[Records contained in a dataset]
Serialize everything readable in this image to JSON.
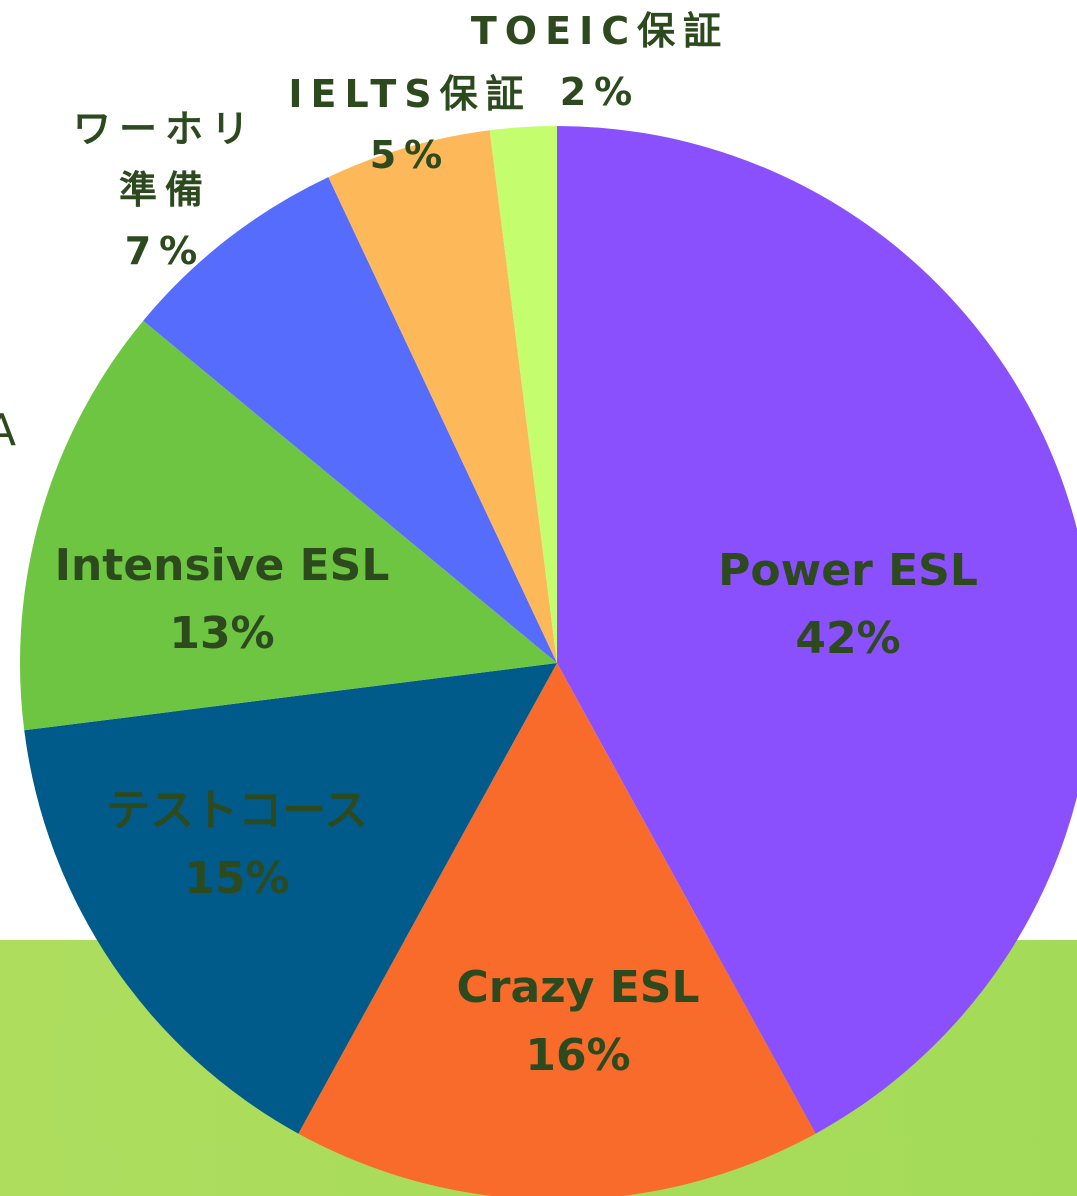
{
  "chart_data": {
    "type": "pie",
    "categories": [
      "Power ESL",
      "Crazy ESL",
      "テストコース",
      "Intensive ESL",
      "ワーホリ準備",
      "IELTS保証",
      "TOEIC保証"
    ],
    "values": [
      42,
      16,
      15,
      13,
      7,
      5,
      2
    ],
    "value_labels": [
      "42%",
      "16%",
      "15%",
      "13%",
      "7%",
      "5%",
      "2%"
    ],
    "colors": [
      "#8b50fe",
      "#f96b2a",
      "#005b8a",
      "#6dc541",
      "#566cfd",
      "#fdb85a",
      "#c4fe6e"
    ],
    "fragment": "A"
  }
}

PROBLEM TO WORK ON —
Pictures stay out; repeat all the rest of the records exactly.

TASK RESPONSE —
Serialize everything readable in this image to JSON.
{
  "chart_data": {
    "type": "pie",
    "categories": [
      "Power ESL",
      "Crazy ESL",
      "テストコース",
      "Intensive ESL",
      "ワーホリ準備",
      "IELTS保証",
      "TOEIC保証"
    ],
    "values": [
      42,
      16,
      15,
      13,
      7,
      5,
      2
    ],
    "value_labels": [
      "42%",
      "16%",
      "15%",
      "13%",
      "7%",
      "5%",
      "2%"
    ],
    "colors": [
      "#8b50fe",
      "#f96b2a",
      "#005b8a",
      "#6dc541",
      "#566cfd",
      "#fdb85a",
      "#c4fe6e"
    ],
    "fragment": "A"
  }
}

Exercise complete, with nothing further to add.